Determine which lines contain the word "November", then copy those lines.

***** RECORDS PROVIDED

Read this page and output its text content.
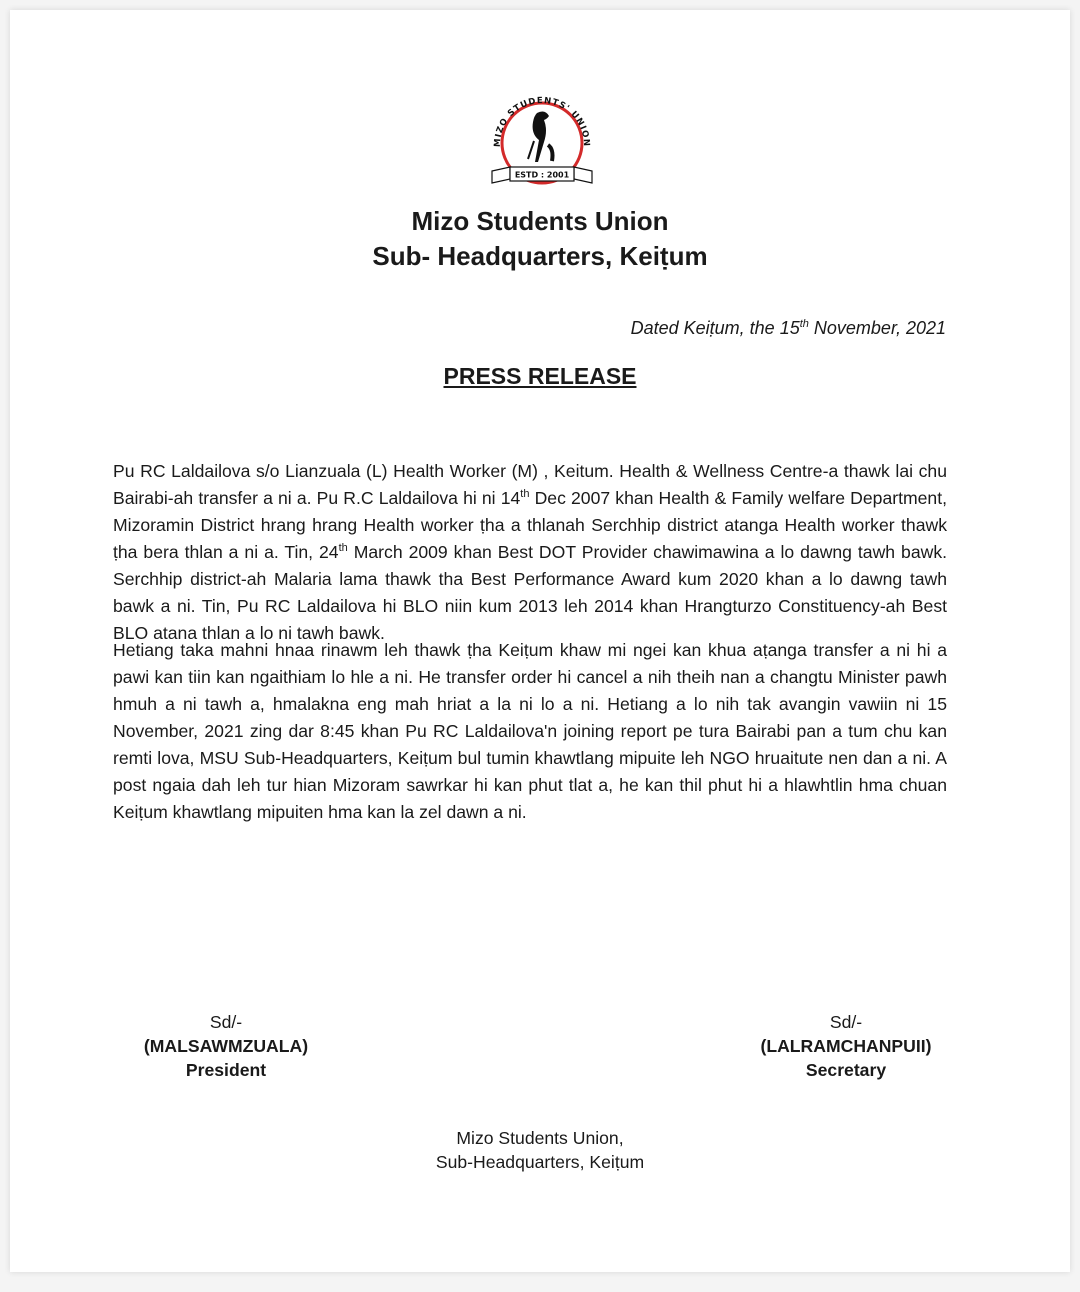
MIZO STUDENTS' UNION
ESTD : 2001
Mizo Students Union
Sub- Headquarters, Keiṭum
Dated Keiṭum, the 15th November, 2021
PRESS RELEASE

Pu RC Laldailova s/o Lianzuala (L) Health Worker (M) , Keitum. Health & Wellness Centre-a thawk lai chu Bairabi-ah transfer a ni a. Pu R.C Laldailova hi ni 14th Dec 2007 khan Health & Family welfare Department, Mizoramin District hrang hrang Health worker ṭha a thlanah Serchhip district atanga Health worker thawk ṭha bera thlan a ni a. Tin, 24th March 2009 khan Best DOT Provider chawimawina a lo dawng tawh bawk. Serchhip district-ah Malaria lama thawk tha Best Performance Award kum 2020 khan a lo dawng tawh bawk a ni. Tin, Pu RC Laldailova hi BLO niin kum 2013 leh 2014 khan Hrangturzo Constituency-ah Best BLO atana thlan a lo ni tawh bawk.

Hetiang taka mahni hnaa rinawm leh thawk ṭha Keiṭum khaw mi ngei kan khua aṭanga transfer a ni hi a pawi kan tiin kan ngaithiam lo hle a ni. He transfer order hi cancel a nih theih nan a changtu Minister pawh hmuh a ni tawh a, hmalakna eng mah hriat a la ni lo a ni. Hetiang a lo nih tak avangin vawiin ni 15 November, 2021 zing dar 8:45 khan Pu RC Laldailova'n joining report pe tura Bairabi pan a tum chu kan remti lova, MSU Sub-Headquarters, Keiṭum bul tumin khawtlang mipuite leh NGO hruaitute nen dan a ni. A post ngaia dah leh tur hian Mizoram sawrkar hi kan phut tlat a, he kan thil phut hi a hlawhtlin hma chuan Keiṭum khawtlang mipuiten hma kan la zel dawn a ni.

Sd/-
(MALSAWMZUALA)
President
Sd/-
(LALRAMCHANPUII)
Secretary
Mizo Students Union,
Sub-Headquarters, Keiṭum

**********
***** RECORDS PROVIDED

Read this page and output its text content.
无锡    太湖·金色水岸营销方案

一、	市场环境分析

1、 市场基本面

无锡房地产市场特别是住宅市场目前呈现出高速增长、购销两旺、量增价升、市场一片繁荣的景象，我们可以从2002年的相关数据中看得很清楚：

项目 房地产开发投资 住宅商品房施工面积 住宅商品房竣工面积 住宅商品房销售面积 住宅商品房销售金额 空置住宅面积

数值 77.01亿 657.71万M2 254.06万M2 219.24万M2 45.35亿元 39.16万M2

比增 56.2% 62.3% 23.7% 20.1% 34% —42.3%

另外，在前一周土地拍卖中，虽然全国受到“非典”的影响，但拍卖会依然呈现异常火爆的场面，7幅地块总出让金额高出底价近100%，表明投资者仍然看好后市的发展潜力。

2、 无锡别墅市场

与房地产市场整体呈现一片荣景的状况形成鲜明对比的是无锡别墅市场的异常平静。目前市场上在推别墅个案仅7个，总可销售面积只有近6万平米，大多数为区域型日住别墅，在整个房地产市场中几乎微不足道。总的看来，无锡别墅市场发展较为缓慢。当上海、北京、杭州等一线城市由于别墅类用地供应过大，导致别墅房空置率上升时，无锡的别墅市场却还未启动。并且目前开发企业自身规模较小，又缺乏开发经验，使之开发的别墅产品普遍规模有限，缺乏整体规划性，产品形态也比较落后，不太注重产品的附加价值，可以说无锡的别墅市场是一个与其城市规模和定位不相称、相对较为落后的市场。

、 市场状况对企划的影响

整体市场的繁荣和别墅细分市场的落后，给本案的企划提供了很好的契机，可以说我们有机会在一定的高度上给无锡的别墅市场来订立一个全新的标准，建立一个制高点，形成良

**********

### [EXPECTED OUTPUT]
Dated Keiṭum, the 15th November, 2021
Hetiang taka mahni hnaa rinawm leh thawk ṭha Keiṭum khaw mi ngei kan khua aṭanga transfer a ni hi a pawi kan tiin kan ngaithiam lo hle a ni. He transfer order hi cancel a nih theih nan a changtu Minister pawh hmuh a ni tawh a, hmalakna eng mah hriat a la ni lo a ni. Hetiang a lo nih tak avangin vawiin ni 15 November, 2021 zing dar 8:45 khan Pu RC Laldailova'n joining report pe tura Bairabi pan a tum chu kan remti lova, MSU Sub-Headquarters, Keiṭum bul tumin khawtlang mipuite leh NGO hruaitute nen dan a ni. A post ngaia dah leh tur hian Mizoram sawrkar hi kan phut tlat a, he kan thil phut hi a hlawhtlin hma chuan Keiṭum khawtlang mipuiten hma kan la zel dawn a ni.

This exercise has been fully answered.